- _To be done_
Please put the lines starting at the one containing "UI element localization: list" and ending at the one containing "x-tick-label: 80 <box>913 853 932 872</box>" into a numbered list, both of those lines included. Skip blank lines and leave the pictures out.
######
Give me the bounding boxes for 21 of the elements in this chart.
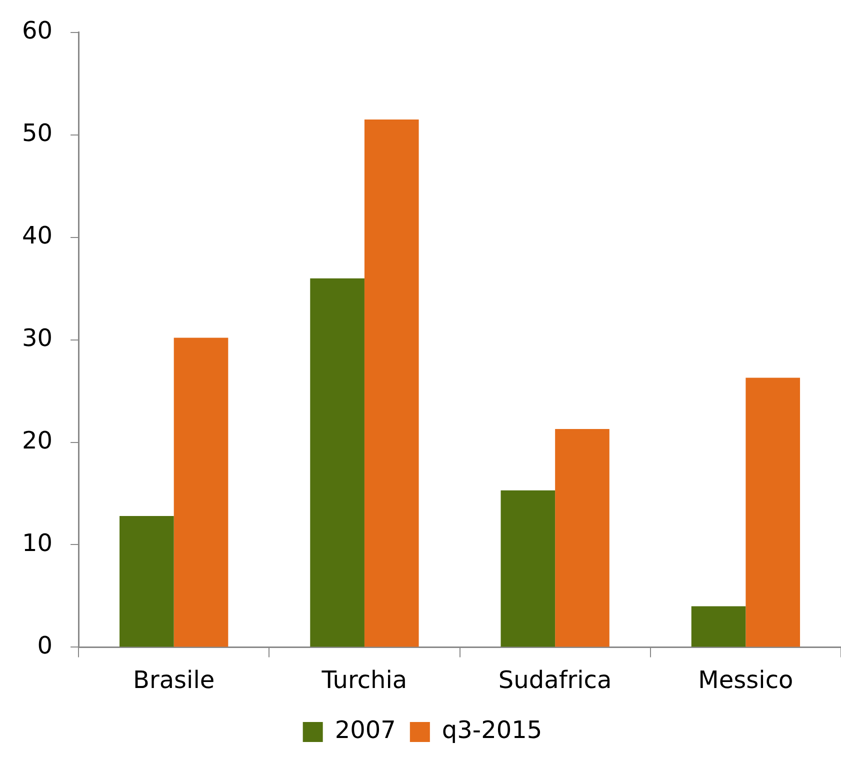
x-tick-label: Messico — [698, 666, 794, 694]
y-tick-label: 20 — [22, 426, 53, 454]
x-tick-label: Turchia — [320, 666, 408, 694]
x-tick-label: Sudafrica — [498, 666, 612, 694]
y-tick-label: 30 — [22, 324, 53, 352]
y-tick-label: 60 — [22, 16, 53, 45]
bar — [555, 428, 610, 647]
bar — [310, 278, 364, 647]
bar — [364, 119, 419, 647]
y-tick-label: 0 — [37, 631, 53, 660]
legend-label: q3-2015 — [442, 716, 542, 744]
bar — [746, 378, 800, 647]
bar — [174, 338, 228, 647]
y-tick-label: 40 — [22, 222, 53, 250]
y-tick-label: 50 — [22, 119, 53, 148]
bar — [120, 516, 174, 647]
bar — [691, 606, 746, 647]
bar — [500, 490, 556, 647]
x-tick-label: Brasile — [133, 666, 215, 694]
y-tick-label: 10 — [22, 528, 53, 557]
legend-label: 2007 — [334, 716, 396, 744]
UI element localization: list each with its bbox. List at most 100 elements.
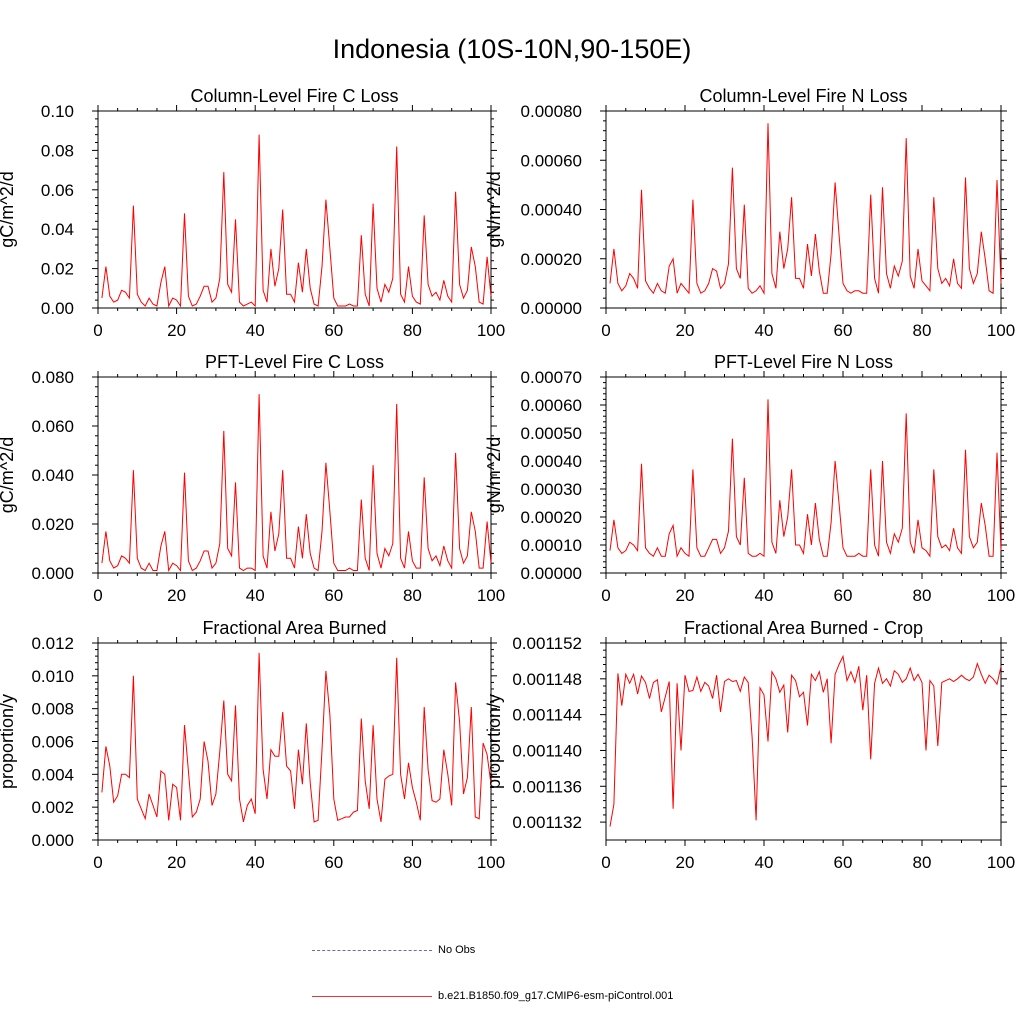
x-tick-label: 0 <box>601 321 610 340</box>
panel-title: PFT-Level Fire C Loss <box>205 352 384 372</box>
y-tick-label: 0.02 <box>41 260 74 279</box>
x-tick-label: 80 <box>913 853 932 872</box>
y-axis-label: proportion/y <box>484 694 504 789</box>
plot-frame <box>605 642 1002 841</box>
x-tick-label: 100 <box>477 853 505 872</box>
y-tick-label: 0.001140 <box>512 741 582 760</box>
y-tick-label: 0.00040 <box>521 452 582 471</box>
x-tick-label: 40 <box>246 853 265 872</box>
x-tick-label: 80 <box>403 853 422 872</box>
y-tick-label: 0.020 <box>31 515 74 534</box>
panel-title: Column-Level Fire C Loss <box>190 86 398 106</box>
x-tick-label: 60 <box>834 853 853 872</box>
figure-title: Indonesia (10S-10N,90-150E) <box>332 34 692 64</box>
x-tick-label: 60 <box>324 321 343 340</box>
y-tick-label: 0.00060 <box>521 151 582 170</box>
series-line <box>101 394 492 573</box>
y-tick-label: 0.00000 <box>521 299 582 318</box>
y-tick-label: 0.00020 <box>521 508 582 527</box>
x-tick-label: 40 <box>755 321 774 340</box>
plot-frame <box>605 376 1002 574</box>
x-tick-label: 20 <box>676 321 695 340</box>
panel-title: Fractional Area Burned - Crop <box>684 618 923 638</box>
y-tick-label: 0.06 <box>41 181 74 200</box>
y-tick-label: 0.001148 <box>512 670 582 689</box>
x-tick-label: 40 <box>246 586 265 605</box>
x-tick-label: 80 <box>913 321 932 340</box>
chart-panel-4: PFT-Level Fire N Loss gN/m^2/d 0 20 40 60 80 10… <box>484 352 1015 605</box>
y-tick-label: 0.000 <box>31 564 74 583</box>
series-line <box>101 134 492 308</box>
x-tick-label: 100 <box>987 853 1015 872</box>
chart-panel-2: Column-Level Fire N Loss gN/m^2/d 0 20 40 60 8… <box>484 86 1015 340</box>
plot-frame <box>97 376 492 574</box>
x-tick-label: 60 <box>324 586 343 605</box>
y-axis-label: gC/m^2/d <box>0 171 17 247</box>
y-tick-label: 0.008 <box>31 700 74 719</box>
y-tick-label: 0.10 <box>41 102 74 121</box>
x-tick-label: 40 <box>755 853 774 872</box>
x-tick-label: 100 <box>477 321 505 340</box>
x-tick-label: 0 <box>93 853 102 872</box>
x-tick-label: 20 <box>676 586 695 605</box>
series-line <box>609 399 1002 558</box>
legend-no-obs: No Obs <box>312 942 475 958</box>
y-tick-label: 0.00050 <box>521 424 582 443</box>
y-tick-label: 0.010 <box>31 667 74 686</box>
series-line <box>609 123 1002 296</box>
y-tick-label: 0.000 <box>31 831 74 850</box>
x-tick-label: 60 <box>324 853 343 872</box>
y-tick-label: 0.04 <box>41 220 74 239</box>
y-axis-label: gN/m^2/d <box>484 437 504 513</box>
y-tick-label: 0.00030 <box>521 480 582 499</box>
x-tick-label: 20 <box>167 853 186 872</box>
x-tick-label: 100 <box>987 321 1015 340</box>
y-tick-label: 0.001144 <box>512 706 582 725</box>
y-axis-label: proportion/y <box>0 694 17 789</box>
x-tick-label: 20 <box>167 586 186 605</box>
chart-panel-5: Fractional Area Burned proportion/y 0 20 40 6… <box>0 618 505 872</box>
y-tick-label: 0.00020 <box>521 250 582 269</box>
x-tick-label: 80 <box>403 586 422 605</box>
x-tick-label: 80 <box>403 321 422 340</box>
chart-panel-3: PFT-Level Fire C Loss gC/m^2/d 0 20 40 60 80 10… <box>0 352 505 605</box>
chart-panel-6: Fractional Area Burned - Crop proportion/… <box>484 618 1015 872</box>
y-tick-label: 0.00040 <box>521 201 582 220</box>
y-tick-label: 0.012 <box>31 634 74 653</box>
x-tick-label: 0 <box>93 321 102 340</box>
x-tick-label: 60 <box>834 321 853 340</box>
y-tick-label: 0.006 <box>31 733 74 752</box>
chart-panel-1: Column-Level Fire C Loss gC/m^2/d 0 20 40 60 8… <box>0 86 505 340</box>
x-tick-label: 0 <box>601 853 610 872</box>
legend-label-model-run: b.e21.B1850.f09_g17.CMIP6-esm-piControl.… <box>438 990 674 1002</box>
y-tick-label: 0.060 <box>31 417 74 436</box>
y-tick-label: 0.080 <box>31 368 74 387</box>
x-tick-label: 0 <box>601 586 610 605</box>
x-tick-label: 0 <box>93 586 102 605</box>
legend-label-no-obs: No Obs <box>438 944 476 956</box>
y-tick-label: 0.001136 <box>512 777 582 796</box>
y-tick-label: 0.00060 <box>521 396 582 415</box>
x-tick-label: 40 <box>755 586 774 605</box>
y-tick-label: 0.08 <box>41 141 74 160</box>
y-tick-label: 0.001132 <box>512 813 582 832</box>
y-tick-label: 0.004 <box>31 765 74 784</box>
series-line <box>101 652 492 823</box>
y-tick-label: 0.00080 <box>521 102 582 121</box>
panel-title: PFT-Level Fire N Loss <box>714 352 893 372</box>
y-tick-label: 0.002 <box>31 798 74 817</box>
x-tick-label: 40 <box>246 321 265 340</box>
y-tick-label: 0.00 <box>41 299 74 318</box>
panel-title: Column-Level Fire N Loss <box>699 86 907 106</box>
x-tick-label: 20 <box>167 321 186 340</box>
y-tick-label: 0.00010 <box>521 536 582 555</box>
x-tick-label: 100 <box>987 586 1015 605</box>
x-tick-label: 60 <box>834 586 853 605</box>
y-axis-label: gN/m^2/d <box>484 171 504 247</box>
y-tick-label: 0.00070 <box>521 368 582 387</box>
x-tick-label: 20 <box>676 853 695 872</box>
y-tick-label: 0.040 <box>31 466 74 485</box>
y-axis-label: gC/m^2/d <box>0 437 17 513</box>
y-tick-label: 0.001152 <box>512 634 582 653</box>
######
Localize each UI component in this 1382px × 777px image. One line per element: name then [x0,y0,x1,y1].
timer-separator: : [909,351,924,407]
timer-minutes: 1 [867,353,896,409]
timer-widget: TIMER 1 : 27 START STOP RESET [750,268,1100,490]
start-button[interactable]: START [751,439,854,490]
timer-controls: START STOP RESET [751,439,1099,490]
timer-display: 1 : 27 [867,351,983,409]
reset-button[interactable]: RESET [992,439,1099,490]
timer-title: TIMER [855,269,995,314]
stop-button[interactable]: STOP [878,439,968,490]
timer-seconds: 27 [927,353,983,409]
######
- _Response to this exercise_
1. UI element localization: list each with its bbox. List at most 100 elements.
2. x-tick-label: 0 <box>601 321 610 340</box>
3. panel-title: PFT-Level Fire C Loss <box>205 352 384 372</box>
4. y-tick-label: 0.02 <box>41 260 74 279</box>
5. x-tick-label: 80 <box>913 853 932 872</box>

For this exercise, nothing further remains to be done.